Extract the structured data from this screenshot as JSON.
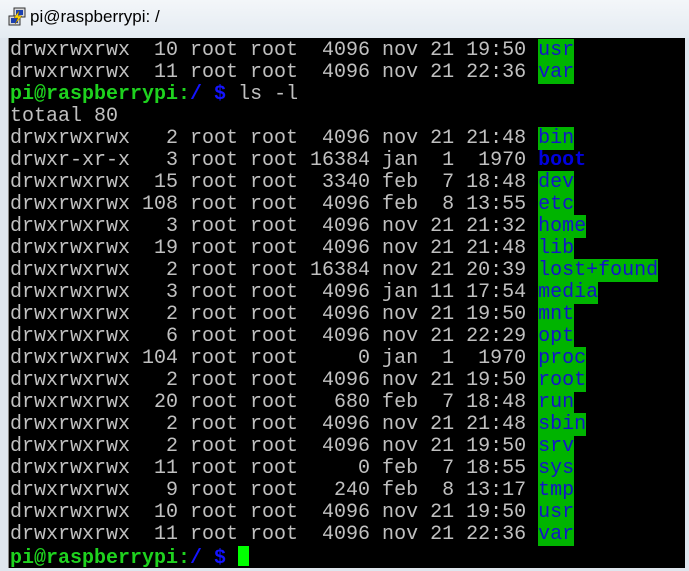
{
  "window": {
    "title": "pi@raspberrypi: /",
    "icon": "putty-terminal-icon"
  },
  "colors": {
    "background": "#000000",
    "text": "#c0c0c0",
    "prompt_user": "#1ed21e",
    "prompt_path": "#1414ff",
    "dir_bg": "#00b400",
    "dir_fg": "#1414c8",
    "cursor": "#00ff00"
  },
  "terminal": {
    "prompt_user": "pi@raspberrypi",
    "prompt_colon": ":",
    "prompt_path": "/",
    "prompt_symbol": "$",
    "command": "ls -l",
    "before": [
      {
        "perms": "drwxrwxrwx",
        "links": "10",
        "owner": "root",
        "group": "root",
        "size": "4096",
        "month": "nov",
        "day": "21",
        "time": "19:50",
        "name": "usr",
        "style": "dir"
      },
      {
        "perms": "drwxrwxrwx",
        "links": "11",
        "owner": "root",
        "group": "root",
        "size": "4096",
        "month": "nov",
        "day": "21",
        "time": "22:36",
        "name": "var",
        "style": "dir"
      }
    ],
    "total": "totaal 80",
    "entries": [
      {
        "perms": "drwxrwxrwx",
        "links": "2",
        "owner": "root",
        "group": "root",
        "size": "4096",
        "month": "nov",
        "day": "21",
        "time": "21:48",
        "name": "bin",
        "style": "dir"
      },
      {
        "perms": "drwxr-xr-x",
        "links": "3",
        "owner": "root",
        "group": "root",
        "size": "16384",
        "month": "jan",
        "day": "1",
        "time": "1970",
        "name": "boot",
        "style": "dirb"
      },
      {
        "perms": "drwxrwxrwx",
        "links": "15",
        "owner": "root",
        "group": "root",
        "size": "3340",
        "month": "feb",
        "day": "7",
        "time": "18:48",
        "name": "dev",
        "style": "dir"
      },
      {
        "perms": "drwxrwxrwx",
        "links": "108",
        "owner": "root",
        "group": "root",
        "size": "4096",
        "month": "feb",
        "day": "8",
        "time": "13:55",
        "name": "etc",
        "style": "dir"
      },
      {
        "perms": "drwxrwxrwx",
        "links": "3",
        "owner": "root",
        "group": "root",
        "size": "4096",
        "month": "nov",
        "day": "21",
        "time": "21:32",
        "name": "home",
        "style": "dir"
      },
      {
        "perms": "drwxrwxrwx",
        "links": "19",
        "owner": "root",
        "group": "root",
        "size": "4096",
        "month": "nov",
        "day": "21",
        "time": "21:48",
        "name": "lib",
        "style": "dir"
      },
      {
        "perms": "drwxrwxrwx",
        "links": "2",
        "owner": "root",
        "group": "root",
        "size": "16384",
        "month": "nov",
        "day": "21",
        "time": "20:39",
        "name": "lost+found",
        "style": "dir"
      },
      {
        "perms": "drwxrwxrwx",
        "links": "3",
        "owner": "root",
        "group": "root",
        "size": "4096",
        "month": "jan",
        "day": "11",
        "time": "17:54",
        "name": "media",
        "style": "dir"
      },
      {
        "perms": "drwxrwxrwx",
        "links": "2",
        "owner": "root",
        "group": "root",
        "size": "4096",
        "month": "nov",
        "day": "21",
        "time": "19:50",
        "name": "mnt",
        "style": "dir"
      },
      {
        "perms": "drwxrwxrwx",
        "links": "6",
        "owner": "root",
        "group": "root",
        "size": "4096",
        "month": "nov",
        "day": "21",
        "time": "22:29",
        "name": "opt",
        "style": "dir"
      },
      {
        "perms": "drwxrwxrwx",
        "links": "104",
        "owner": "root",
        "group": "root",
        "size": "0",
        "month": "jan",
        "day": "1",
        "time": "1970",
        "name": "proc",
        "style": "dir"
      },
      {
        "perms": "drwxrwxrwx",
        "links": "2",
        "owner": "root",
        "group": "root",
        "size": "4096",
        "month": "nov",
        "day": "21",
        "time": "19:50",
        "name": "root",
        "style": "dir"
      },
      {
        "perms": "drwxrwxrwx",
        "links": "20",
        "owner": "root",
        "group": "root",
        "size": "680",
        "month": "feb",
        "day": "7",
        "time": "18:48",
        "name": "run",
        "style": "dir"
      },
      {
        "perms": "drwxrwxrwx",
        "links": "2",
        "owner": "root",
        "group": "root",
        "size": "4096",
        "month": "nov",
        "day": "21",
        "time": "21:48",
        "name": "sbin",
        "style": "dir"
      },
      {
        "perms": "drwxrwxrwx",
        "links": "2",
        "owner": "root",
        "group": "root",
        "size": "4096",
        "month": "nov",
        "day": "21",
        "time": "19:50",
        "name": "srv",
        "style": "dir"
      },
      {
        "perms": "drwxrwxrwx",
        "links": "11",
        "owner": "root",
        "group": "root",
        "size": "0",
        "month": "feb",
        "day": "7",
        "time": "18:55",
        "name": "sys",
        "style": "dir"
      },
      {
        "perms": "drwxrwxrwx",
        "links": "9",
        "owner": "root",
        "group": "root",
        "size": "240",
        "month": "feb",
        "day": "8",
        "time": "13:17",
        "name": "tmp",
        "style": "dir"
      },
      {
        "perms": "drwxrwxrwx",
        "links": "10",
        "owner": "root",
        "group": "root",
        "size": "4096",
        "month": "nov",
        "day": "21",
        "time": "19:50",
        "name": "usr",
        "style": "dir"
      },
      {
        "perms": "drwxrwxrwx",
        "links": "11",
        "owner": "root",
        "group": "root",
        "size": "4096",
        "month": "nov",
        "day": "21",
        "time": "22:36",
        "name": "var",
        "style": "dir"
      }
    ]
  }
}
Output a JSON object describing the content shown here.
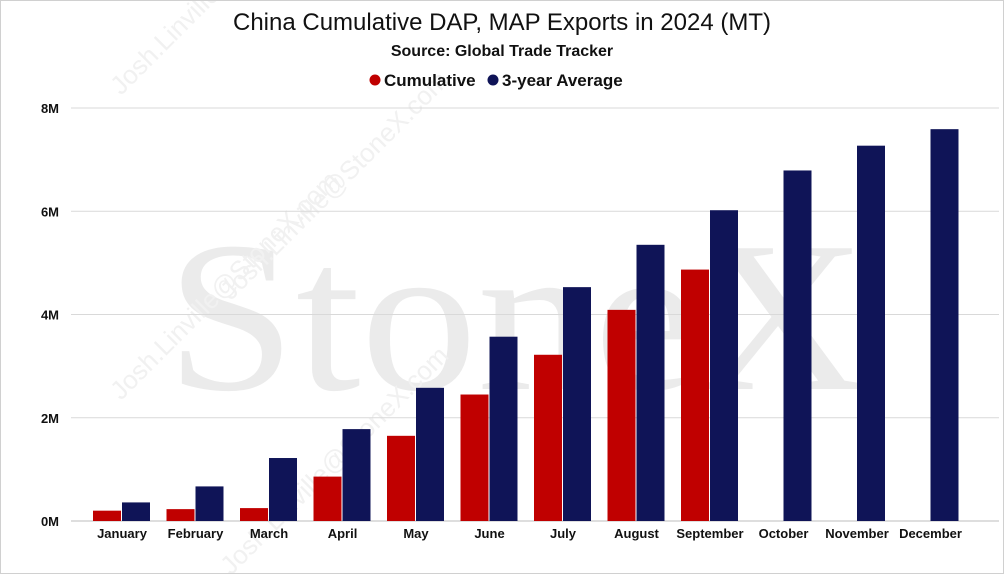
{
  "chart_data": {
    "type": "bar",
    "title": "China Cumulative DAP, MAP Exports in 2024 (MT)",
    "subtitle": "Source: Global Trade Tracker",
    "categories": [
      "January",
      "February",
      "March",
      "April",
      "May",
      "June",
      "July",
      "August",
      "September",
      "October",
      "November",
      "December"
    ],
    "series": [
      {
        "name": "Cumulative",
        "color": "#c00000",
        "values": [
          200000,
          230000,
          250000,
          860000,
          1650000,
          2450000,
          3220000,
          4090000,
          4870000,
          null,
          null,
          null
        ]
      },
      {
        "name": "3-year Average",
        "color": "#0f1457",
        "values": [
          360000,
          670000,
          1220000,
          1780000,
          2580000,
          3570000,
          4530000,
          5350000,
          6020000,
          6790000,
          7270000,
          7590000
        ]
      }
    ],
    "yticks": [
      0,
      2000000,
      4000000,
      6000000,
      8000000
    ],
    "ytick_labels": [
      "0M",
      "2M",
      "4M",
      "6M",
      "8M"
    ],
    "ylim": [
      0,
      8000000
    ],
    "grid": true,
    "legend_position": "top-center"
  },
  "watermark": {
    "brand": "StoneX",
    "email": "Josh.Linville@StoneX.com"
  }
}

What is needed:
In the data above, tally the lines holding "raspberrypi" and answer with the figure only.

Finished exercise:
2